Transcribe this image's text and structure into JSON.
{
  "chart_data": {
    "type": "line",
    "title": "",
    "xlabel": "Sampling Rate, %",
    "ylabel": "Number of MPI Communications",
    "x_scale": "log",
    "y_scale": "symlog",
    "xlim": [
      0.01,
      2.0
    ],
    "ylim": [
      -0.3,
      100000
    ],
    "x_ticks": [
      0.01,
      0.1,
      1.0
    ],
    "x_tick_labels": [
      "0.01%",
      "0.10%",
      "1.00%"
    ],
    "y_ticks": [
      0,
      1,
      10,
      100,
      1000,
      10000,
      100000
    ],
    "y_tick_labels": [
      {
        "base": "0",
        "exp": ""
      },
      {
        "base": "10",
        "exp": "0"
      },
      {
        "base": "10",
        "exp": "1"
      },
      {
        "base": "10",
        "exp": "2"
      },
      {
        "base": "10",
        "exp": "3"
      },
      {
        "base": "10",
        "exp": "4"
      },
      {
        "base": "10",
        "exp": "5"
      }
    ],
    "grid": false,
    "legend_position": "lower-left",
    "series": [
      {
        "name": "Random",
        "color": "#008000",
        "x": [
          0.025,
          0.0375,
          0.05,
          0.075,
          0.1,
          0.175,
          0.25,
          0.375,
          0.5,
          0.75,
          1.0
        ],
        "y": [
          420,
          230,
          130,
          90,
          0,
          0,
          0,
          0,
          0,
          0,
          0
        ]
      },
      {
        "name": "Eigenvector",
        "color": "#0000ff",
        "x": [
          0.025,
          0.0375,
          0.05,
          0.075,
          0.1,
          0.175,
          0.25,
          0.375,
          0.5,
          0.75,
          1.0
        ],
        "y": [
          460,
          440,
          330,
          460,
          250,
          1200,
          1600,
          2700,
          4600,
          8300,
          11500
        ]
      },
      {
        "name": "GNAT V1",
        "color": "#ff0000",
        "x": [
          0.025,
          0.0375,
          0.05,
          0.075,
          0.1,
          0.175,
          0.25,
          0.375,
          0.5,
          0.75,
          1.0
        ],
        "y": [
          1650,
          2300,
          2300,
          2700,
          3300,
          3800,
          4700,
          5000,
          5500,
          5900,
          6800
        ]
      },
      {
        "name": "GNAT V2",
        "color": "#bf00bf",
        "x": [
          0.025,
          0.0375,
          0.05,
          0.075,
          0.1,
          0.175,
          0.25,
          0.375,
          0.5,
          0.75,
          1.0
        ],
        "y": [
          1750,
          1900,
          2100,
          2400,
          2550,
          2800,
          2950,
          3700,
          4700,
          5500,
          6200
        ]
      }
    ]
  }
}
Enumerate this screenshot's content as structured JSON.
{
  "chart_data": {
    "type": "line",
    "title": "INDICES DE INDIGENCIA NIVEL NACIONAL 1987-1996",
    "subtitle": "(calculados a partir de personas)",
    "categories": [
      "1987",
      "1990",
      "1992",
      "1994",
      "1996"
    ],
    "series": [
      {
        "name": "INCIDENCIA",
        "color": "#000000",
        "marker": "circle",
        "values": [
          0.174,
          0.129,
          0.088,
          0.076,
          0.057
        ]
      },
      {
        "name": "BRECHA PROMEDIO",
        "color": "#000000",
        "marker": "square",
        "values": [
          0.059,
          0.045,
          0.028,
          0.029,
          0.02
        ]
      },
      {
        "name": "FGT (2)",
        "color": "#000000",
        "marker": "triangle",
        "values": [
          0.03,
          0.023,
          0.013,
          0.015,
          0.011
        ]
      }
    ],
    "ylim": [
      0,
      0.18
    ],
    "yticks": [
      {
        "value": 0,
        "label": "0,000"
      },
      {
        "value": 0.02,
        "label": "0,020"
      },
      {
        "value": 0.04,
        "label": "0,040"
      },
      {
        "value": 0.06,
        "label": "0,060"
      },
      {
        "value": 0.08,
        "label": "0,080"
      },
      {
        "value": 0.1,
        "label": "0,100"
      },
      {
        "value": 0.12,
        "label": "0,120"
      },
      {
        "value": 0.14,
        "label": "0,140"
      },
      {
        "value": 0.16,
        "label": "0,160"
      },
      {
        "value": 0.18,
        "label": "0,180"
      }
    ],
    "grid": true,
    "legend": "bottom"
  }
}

Task directions: Only lines with the word "marker" should be collected from the material.

Exercise response:
        "marker": "circle",
        "marker": "square",
        "marker": "triangle",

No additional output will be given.